**Directions for this task:**
Please reproduce word for word everything in the Forest Labs article from "Healthy Skepticism Library" down to "of the contents.".

**Selected text:**
= = = = = = =

Healthy Skepticism Library item: 17790
Warning: This library includes all items relevant to health product marketing that we are aware of regardless of quality. Often we do not agree with all or part of the contents.
 
Publication type: Electronic Source
Silverman E
How Forest Labs Makes So Much Money
Pharmalot 2010 May 14
http://www.pharmalot.com/2010/05/how-forest-labs-makes-so-much-money/
Full text:
Besides simply selling pills at a profit, Forest Labs appears to engage in what’s known as transfer pricing – a highly complicated way of avoiding taxes by creating overseas subsidiaries that, in Forest’s case, are used to hold patents and facilitate transactions out of reach of the US Treasury.
To illustrate the complexities, Bloomberg News attempted to follow the mysterious trail of dollars generated by Lexapro, Forest’s wildly popular antidepressant, an effort that involved visiting not only a manufacturing plant in Ireland, where tax rates are lower, but also revealed subsidiaries in Bermuda and The Netherlands that appear to function merely as convenient shells.
By playing the avoidance game, Forest cut its US tax bill by more than one-third last year and various international tax benefits boosted its net income by 31 percent, according to an analysis of its tax footnotes. The IRS tagged Forest once before for failing to properly value its US marketing operations and paid an undisclosed amount to resolve the dispute, but the drugmaker apppears undeterred.
The issue, however, is generating heat and drugmakers will have to take notice. Glaxo, for instance, settled a case four years ago by paying $3.4 billion and more cases appear likely. “Transfer pricing is the corporate equivalent of the secret offshore accounts of individual tax dodgers,” Senator Carl Levin, a Michigan Democrat and chairman of the Senate’s Permanent Subcommittee on Investigations, tells Bloomberg. “Now that progress has been made in addressing offshore tax abuse by individuals, transfer pricing is an issue that deserves scrutiny.”

= = = = = = =

**Data shown:**
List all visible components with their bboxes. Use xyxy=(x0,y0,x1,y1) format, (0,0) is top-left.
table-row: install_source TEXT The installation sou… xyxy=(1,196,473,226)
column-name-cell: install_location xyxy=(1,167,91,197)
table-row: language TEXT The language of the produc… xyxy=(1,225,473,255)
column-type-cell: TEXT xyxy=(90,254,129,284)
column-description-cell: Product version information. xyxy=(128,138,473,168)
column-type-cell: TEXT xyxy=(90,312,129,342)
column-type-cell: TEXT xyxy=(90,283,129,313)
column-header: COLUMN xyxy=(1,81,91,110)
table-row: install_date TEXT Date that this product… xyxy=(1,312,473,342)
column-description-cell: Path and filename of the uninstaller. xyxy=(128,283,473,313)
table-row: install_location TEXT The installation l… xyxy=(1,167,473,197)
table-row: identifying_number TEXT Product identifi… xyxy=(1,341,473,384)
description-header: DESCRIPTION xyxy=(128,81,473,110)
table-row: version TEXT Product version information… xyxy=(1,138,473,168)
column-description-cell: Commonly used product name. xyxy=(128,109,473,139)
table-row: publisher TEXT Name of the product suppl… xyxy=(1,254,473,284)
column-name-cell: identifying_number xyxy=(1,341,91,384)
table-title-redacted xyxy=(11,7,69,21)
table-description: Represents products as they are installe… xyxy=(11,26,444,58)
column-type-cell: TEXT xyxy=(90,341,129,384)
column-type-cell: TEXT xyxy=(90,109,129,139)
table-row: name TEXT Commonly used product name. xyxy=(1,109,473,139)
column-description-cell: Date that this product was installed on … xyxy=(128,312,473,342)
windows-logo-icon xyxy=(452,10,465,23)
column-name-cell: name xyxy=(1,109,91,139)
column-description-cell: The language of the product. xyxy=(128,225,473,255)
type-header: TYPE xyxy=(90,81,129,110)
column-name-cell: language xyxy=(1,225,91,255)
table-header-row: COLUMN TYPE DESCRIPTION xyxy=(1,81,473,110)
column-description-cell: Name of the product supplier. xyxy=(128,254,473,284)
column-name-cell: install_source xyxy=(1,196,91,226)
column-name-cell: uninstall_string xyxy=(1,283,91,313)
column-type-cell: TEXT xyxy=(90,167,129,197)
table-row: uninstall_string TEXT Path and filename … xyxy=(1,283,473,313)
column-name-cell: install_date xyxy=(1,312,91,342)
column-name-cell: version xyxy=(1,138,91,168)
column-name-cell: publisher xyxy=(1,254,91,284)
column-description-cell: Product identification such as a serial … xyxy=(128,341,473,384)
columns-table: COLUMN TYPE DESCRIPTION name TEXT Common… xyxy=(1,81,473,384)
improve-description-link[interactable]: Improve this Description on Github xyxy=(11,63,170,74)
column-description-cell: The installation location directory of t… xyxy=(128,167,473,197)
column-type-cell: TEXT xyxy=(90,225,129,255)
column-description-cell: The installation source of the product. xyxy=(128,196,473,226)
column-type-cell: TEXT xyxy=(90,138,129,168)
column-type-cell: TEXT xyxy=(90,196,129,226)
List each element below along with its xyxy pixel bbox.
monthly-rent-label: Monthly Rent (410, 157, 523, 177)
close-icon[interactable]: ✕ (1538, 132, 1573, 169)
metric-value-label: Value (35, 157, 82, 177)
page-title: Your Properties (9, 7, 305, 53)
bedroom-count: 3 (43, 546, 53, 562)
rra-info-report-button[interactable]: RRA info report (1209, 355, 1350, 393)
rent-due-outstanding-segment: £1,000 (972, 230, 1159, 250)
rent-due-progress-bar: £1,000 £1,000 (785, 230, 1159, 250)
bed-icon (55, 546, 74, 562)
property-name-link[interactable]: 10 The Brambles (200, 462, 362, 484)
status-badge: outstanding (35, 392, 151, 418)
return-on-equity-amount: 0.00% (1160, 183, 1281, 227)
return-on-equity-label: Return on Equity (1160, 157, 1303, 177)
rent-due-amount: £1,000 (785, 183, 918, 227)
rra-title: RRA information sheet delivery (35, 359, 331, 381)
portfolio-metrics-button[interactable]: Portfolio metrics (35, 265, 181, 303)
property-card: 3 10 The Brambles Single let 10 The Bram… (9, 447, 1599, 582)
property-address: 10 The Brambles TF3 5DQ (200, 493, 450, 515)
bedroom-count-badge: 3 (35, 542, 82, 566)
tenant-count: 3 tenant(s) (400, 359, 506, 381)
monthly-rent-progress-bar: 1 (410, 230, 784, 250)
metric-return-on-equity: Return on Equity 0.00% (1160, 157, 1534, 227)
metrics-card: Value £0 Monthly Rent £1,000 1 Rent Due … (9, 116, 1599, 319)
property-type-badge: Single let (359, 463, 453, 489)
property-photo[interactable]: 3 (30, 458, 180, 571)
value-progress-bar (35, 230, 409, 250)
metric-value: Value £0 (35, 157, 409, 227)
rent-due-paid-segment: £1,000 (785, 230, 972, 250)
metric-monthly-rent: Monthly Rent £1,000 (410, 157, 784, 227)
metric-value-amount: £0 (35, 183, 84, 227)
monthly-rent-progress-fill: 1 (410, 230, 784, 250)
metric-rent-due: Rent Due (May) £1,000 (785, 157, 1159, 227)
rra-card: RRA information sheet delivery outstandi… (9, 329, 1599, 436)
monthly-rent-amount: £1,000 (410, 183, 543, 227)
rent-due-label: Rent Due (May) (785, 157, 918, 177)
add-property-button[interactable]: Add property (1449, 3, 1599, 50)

= = = = = = =

**Response for this exercise:**
Healthy Skepticism Library item: 17790
Warning: This library includes all items relevant to health product marketing that we are aware of regardless of quality. Often we do not agree with all or part of the contents.